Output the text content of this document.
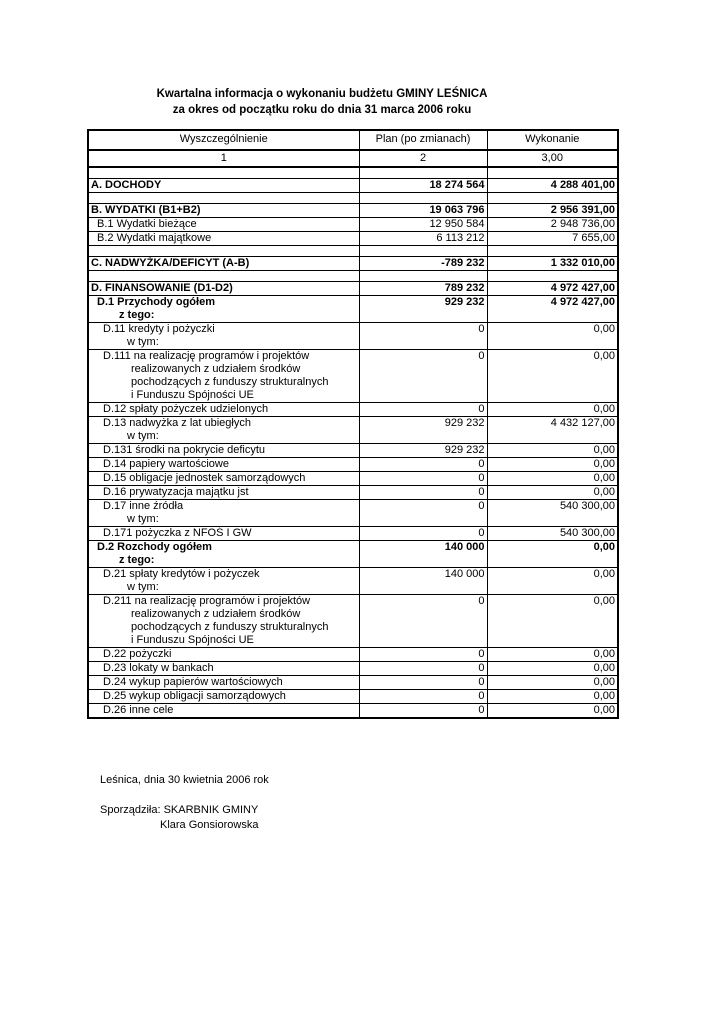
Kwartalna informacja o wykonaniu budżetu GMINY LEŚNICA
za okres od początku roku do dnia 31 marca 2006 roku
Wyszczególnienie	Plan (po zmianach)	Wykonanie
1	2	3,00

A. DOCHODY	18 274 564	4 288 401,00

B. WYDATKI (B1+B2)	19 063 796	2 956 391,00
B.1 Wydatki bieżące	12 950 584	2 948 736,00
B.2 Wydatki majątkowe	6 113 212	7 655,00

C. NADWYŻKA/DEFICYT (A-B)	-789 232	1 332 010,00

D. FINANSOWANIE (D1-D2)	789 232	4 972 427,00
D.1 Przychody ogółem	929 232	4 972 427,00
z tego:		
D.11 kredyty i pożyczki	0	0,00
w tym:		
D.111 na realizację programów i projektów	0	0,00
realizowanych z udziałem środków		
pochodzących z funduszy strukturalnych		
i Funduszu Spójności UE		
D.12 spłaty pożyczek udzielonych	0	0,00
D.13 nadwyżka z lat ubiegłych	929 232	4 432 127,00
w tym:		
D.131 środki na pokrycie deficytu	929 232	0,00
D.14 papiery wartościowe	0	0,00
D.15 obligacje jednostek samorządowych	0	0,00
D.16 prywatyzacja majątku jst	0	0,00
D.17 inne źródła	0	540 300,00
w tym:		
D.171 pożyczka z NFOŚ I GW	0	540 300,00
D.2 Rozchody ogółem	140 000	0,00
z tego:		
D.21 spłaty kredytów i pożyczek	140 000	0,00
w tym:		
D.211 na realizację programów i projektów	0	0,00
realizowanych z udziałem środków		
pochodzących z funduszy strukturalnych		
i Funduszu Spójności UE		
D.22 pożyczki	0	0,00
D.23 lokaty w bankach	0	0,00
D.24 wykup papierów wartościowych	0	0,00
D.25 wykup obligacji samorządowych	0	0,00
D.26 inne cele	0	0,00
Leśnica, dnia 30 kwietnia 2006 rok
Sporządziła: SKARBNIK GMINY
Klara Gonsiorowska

= = = = =

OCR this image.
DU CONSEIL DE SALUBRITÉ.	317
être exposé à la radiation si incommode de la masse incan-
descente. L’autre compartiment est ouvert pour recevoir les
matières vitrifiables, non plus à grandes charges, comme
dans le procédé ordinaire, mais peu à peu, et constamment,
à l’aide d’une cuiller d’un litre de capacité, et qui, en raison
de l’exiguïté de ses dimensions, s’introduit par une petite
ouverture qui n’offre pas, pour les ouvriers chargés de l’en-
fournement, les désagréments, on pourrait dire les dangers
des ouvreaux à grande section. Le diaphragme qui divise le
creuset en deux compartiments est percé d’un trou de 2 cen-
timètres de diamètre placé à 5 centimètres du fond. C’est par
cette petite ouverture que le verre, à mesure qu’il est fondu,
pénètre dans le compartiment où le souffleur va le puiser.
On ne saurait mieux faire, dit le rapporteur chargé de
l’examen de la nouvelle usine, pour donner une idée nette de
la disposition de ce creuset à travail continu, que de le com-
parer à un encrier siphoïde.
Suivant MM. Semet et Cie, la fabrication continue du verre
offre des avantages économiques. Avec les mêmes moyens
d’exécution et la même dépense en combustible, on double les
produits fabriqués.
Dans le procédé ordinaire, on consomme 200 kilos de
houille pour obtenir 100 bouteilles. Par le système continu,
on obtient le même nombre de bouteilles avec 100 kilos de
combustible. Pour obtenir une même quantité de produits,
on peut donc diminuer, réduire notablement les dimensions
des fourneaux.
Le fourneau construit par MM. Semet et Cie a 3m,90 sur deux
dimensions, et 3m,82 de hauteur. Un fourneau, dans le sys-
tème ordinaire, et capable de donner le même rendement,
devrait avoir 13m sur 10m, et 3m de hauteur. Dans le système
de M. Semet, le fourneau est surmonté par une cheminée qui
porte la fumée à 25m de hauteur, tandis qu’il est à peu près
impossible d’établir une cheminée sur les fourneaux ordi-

= = = = =

- WHAT IS NEEDED -
Gather each line of the listing that holds the string "programów".

- TASK RESULT -
D.111 na realizację programów i projektów	0	0,00
D.211 na realizację programów i projektów	0	0,00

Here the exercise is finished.